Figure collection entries
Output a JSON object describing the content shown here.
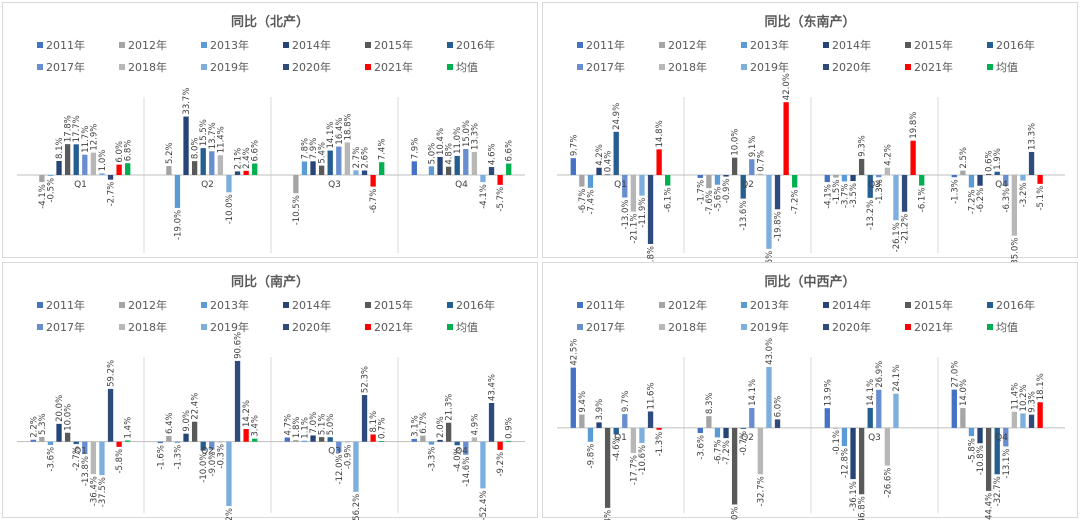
{
  "legend": {
    "labels": [
      "2011年",
      "2012年",
      "2013年",
      "2014年",
      "2015年",
      "2016年",
      "2017年",
      "2018年",
      "2019年",
      "2020年",
      "2021年",
      "均值"
    ],
    "colors": [
      "#4472c4",
      "#a5a5a5",
      "#5b9bd5",
      "#264478",
      "#595959",
      "#255e91",
      "#698ed0",
      "#b7b7b7",
      "#7cafdd",
      "#2f4b7c",
      "#ff0000",
      "#00b050"
    ]
  },
  "chart_data": [
    {
      "type": "bar",
      "title": "同比（北产）",
      "categories": [
        "Q1",
        "Q2",
        "Q3",
        "Q4"
      ],
      "ylim": [
        -45,
        45
      ],
      "values": [
        [
          null,
          -4.1,
          -0.5,
          8.1,
          17.8,
          17.7,
          11.7,
          12.9,
          1.0,
          -2.7,
          6.0,
          6.8
        ],
        [
          null,
          5.2,
          -19.0,
          33.7,
          8.0,
          15.5,
          13.7,
          11.4,
          -10.0,
          2.1,
          2.4,
          6.6
        ],
        [
          null,
          -10.5,
          7.8,
          7.9,
          5.4,
          14.1,
          16.4,
          18.8,
          2.7,
          2.6,
          -6.7,
          7.4
        ],
        [
          7.9,
          null,
          5.0,
          10.4,
          4.8,
          11.0,
          15.0,
          13.3,
          -4.1,
          4.6,
          -5.7,
          6.6
        ]
      ],
      "value_labels": [
        [
          null,
          "-4.1%",
          "-0.5%",
          "8.1%",
          "17.8%",
          "17.7%",
          "11.7%",
          "12.9%",
          "1.0%",
          "-2.7%",
          "6.0%",
          "6.8%"
        ],
        [
          null,
          "5.2%",
          "-19.0%",
          "33.7%",
          "8.0%",
          "15.5%",
          "13.7%",
          "11.4%",
          "-10.0%",
          "2.1%",
          "2.4%",
          "6.6%"
        ],
        [
          null,
          "-10.5%",
          "7.8%",
          "7.9%",
          "5.4%",
          "14.1%",
          "16.4%",
          "18.8%",
          "2.7%",
          "2.6%",
          "-6.7%",
          "7.4%"
        ],
        [
          "7.9%",
          null,
          "5.0%",
          "10.4%",
          "4.8%",
          "11.0%",
          "15.0%",
          "13.3%",
          "-4.1%",
          "4.6%",
          "-5.7%",
          "6.6%"
        ]
      ]
    },
    {
      "type": "bar",
      "title": "同比（东南产）",
      "categories": [
        "Q1",
        "Q2",
        "Q3",
        "Q4"
      ],
      "ylim": [
        -45,
        45
      ],
      "values": [
        [
          9.7,
          -6.7,
          -7.4,
          4.2,
          0.4,
          24.9,
          -13.0,
          -21.1,
          -11.9,
          -39.8,
          14.8,
          -6.1
        ],
        [
          -1.7,
          -7.6,
          -5.6,
          -0.9,
          10.0,
          -13.6,
          9.1,
          0.7,
          -42.6,
          -19.8,
          42.0,
          -7.2
        ],
        [
          -4.1,
          -1.5,
          -3.7,
          -3.5,
          9.3,
          -13.2,
          -1.3,
          4.2,
          -26.1,
          -21.2,
          19.8,
          -6.1
        ],
        [
          -1.3,
          2.5,
          -7.2,
          -6.2,
          0.6,
          1.9,
          -6.3,
          -35.0,
          -3.2,
          13.3,
          -5.1,
          null
        ]
      ],
      "value_labels": [
        [
          "9.7%",
          "-6.7%",
          "-7.4%",
          "4.2%",
          "0.4%",
          "24.9%",
          "-13.0%",
          "-21.1%",
          "-11.9%",
          "-39.8%",
          "14.8%",
          "-6.1%"
        ],
        [
          "-1.7%",
          "-7.6%",
          "-5.6%",
          "-0.9%",
          "10.0%",
          "-13.6%",
          "9.1%",
          "0.7%",
          "-42.6%",
          "-19.8%",
          "42.0%",
          "-7.2%"
        ],
        [
          "-4.1%",
          "-1.5%",
          "-3.7%",
          "-3.5%",
          "9.3%",
          "-13.2%",
          "-1.3%",
          "4.2%",
          "-26.1%",
          "-21.2%",
          "19.8%",
          "-6.1%"
        ],
        [
          "-1.3%",
          "2.5%",
          "-7.2%",
          "-6.2%",
          "0.6%",
          "1.9%",
          "-6.3%",
          "-35.0%",
          "-3.2%",
          "13.3%",
          "-5.1%",
          null
        ]
      ]
    },
    {
      "type": "bar",
      "title": "同比（南产）",
      "categories": [
        "Q1",
        "Q2",
        "Q3",
        "Q4"
      ],
      "ylim": [
        -80,
        95
      ],
      "values": [
        [
          2.2,
          5.3,
          -3.6,
          20.0,
          10.0,
          -2.7,
          -13.8,
          -36.4,
          -37.5,
          59.2,
          -5.8,
          1.4
        ],
        [
          -1.6,
          6.4,
          -1.3,
          9.0,
          22.4,
          -10.0,
          -9.0,
          -0.3,
          -72.2,
          90.6,
          14.2,
          3.4
        ],
        [
          4.7,
          1.8,
          1.1,
          7.0,
          5.1,
          5.0,
          -12.0,
          -0.9,
          -56.2,
          52.3,
          8.1,
          0.7
        ],
        [
          3.1,
          6.7,
          -3.3,
          2.0,
          21.3,
          -4.0,
          -14.6,
          4.9,
          -52.4,
          43.4,
          -9.2,
          0.9
        ]
      ],
      "value_labels": [
        [
          "2.2%",
          "5.3%",
          "-3.6%",
          "20.0%",
          "10.0%",
          "-2.7%",
          "-13.8%",
          "-36.4%",
          "-37.5%",
          "59.2%",
          "-5.8%",
          "1.4%"
        ],
        [
          "-1.6%",
          "6.4%",
          "-1.3%",
          "9.0%",
          "22.4%",
          "-10.0%",
          "-9.0%",
          "-0.3%",
          "-72.2%",
          "90.6%",
          "14.2%",
          "3.4%"
        ],
        [
          "4.7%",
          "1.8%",
          "1.1%",
          "7.0%",
          "5.1%",
          "5.0%",
          "-12.0%",
          "-0.9%",
          "-56.2%",
          "52.3%",
          "8.1%",
          "0.7%"
        ],
        [
          "3.1%",
          "6.7%",
          "-3.3%",
          "2.0%",
          "21.3%",
          "-4.0%",
          "-14.6%",
          "4.9%",
          "-52.4%",
          "43.4%",
          "-9.2%",
          "0.9%"
        ]
      ]
    },
    {
      "type": "bar",
      "title": "同比（中西产）",
      "categories": [
        "Q1",
        "Q2",
        "Q3",
        "Q4"
      ],
      "ylim": [
        -60,
        50
      ],
      "values": [
        [
          42.5,
          9.4,
          -9.8,
          3.9,
          -56.4,
          -4.6,
          9.7,
          -17.7,
          -10.6,
          11.6,
          -1.3,
          null
        ],
        [
          -3.6,
          8.3,
          -6.7,
          -7.2,
          -54.0,
          -0.7,
          14.1,
          -32.7,
          43.0,
          6.0,
          null,
          null
        ],
        [
          13.9,
          -0.1,
          -12.8,
          -36.1,
          -46.8,
          14.1,
          26.9,
          -26.6,
          24.1,
          null,
          null,
          null
        ],
        [
          27.0,
          14.0,
          -5.8,
          -10.8,
          -44.4,
          -32.7,
          -13.1,
          11.4,
          10.2,
          9.3,
          18.1,
          null
        ]
      ],
      "value_labels": [
        [
          "42.5%",
          "9.4%",
          "-9.8%",
          "3.9%",
          "-56.4%",
          "-4.6%",
          "9.7%",
          "-17.7%",
          "-10.6%",
          "11.6%",
          "-1.3%",
          null
        ],
        [
          "-3.6%",
          "8.3%",
          "-6.7%",
          "-7.2%",
          "-54.0%",
          "-0.7%",
          "14.1%",
          "-32.7%",
          "43.0%",
          "6.0%",
          null,
          null
        ],
        [
          "13.9%",
          "-0.1%",
          "-12.8%",
          "-36.1%",
          "-46.8%",
          "14.1%",
          "26.9%",
          "-26.6%",
          "24.1%",
          null,
          null,
          null
        ],
        [
          "27.0%",
          "14.0%",
          "-5.8%",
          "-10.8%",
          "-44.4%",
          "-32.7%",
          "-13.1%",
          "11.4%",
          "10.2%",
          "9.3%",
          "18.1%",
          null
        ]
      ]
    }
  ]
}
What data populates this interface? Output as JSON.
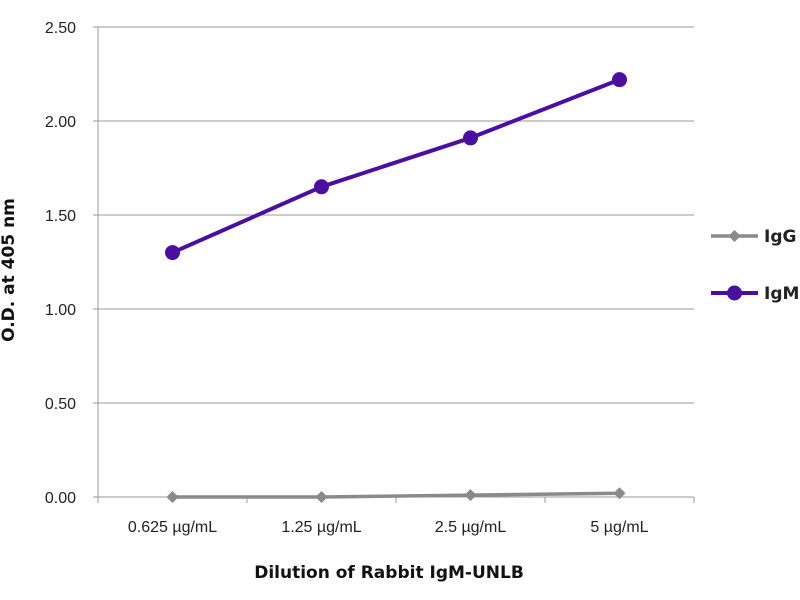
{
  "chart_data": {
    "type": "line",
    "title": "",
    "xlabel": "Dilution of Rabbit IgM-UNLB",
    "ylabel": "O.D. at 405 nm",
    "categories": [
      "0.625 µg/mL",
      "1.25 µg/mL",
      "2.5 µg/mL",
      "5 µg/mL"
    ],
    "ylim": [
      0,
      2.5
    ],
    "yticks": [
      "0.00",
      "0.50",
      "1.00",
      "1.50",
      "2.00",
      "2.50"
    ],
    "ytick_values": [
      0,
      0.5,
      1.0,
      1.5,
      2.0,
      2.5
    ],
    "grid": "horizontal",
    "legend_position": "right",
    "series": [
      {
        "name": "IgG",
        "values": [
          0.0,
          0.0,
          0.01,
          0.02
        ],
        "color": "#8a8a8a",
        "marker": "diamond"
      },
      {
        "name": "IgM",
        "values": [
          1.3,
          1.65,
          1.91,
          2.22
        ],
        "color": "#4b0fa0",
        "marker": "circle"
      }
    ]
  }
}
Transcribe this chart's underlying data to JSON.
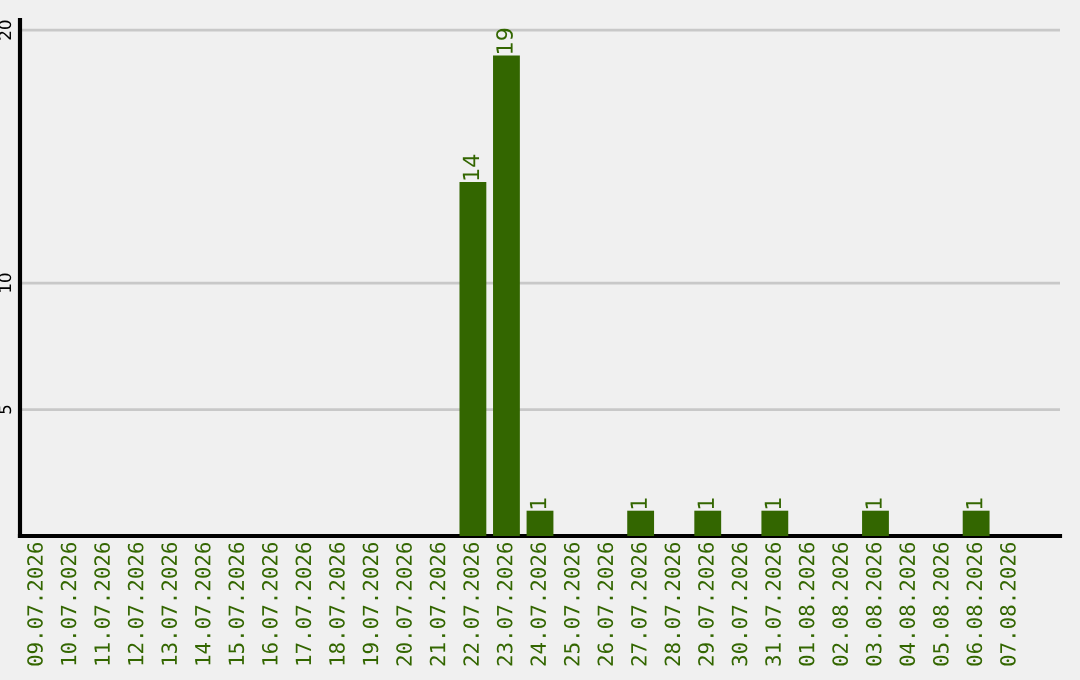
{
  "chart_data": {
    "type": "bar",
    "categories": [
      "09.07.2026",
      "10.07.2026",
      "11.07.2026",
      "12.07.2026",
      "13.07.2026",
      "14.07.2026",
      "15.07.2026",
      "16.07.2026",
      "17.07.2026",
      "18.07.2026",
      "19.07.2026",
      "20.07.2026",
      "21.07.2026",
      "22.07.2026",
      "23.07.2026",
      "24.07.2026",
      "25.07.2026",
      "26.07.2026",
      "27.07.2026",
      "28.07.2026",
      "29.07.2026",
      "30.07.2026",
      "31.07.2026",
      "01.08.2026",
      "02.08.2026",
      "03.08.2026",
      "04.08.2026",
      "05.08.2026",
      "06.08.2026",
      "07.08.2026"
    ],
    "values": [
      0,
      0,
      0,
      0,
      0,
      0,
      0,
      0,
      0,
      0,
      0,
      0,
      0,
      14,
      19,
      1,
      0,
      0,
      1,
      0,
      1,
      0,
      1,
      0,
      0,
      1,
      0,
      0,
      1,
      0
    ],
    "value_labels": [
      null,
      null,
      null,
      null,
      null,
      null,
      null,
      null,
      null,
      null,
      null,
      null,
      null,
      "14",
      "19",
      "1",
      null,
      null,
      "1",
      null,
      "1",
      null,
      "1",
      null,
      null,
      "1",
      null,
      null,
      "1",
      null
    ],
    "color": "#336600",
    "ylim": [
      0,
      20.4
    ],
    "yticks": [
      5,
      10,
      20
    ],
    "grid": "y",
    "legend": false
  }
}
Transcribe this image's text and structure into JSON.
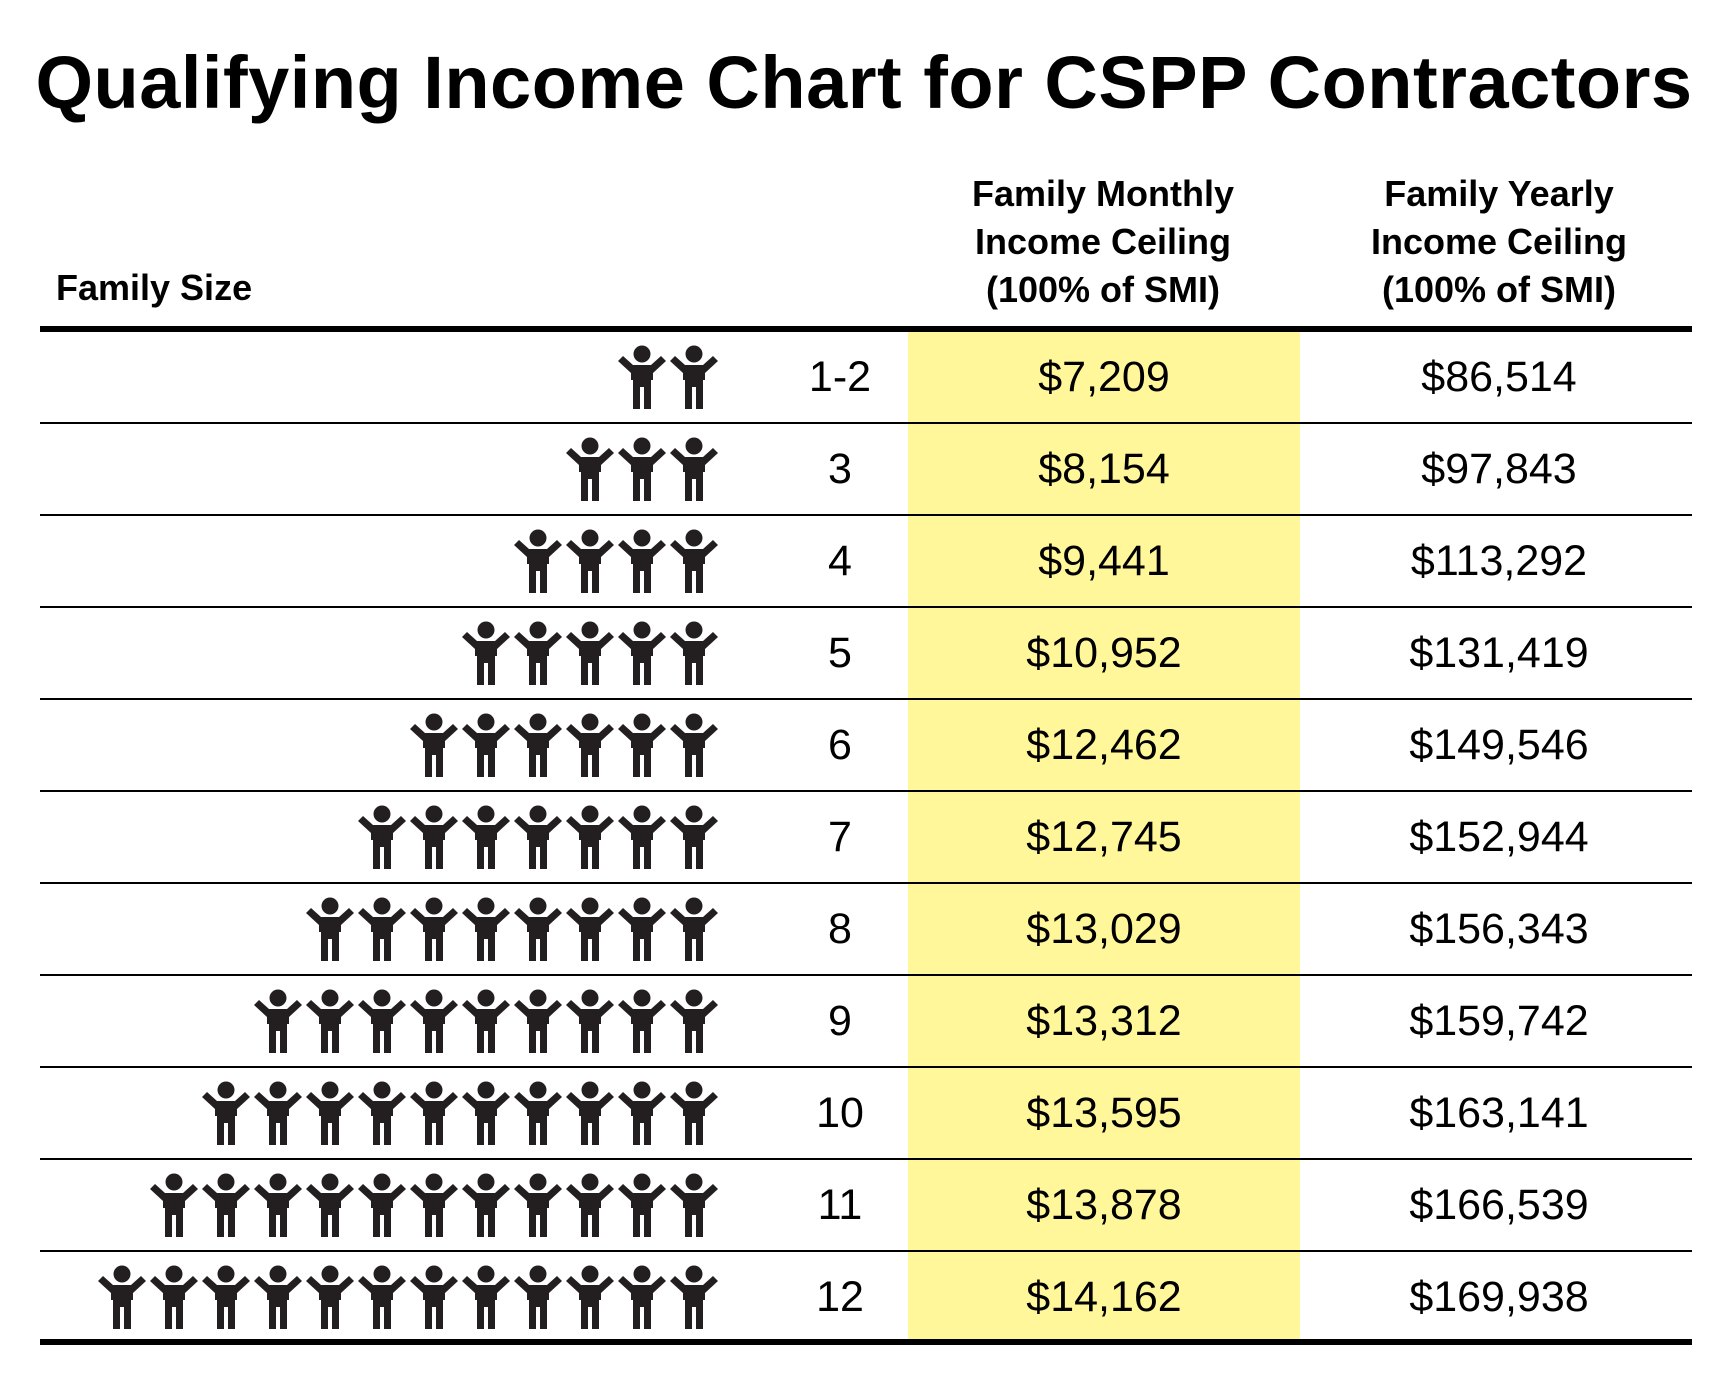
{
  "title": "Qualifying Income Chart for CSPP Contractors",
  "headers": {
    "family_size": "Family Size",
    "monthly": [
      "Family Monthly",
      "Income Ceiling",
      "(100% of SMI)"
    ],
    "yearly": [
      "Family Yearly",
      "Income Ceiling",
      "(100% of SMI)"
    ]
  },
  "colors": {
    "highlight": "#fff799",
    "icon": "#231f20"
  },
  "icon_name": "person-icon",
  "rows": [
    {
      "size": "1-2",
      "people": 2,
      "monthly": "$7,209",
      "yearly": "$86,514"
    },
    {
      "size": "3",
      "people": 3,
      "monthly": "$8,154",
      "yearly": "$97,843"
    },
    {
      "size": "4",
      "people": 4,
      "monthly": "$9,441",
      "yearly": "$113,292"
    },
    {
      "size": "5",
      "people": 5,
      "monthly": "$10,952",
      "yearly": "$131,419"
    },
    {
      "size": "6",
      "people": 6,
      "monthly": "$12,462",
      "yearly": "$149,546"
    },
    {
      "size": "7",
      "people": 7,
      "monthly": "$12,745",
      "yearly": "$152,944"
    },
    {
      "size": "8",
      "people": 8,
      "monthly": "$13,029",
      "yearly": "$156,343"
    },
    {
      "size": "9",
      "people": 9,
      "monthly": "$13,312",
      "yearly": "$159,742"
    },
    {
      "size": "10",
      "people": 10,
      "monthly": "$13,595",
      "yearly": "$163,141"
    },
    {
      "size": "11",
      "people": 11,
      "monthly": "$13,878",
      "yearly": "$166,539"
    },
    {
      "size": "12",
      "people": 12,
      "monthly": "$14,162",
      "yearly": "$169,938"
    }
  ]
}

What you need to do: Pull out every line containing "Family".

Response to this exercise:
    "family_size": "Family Size",
      "Family Monthly",
      "Family Yearly",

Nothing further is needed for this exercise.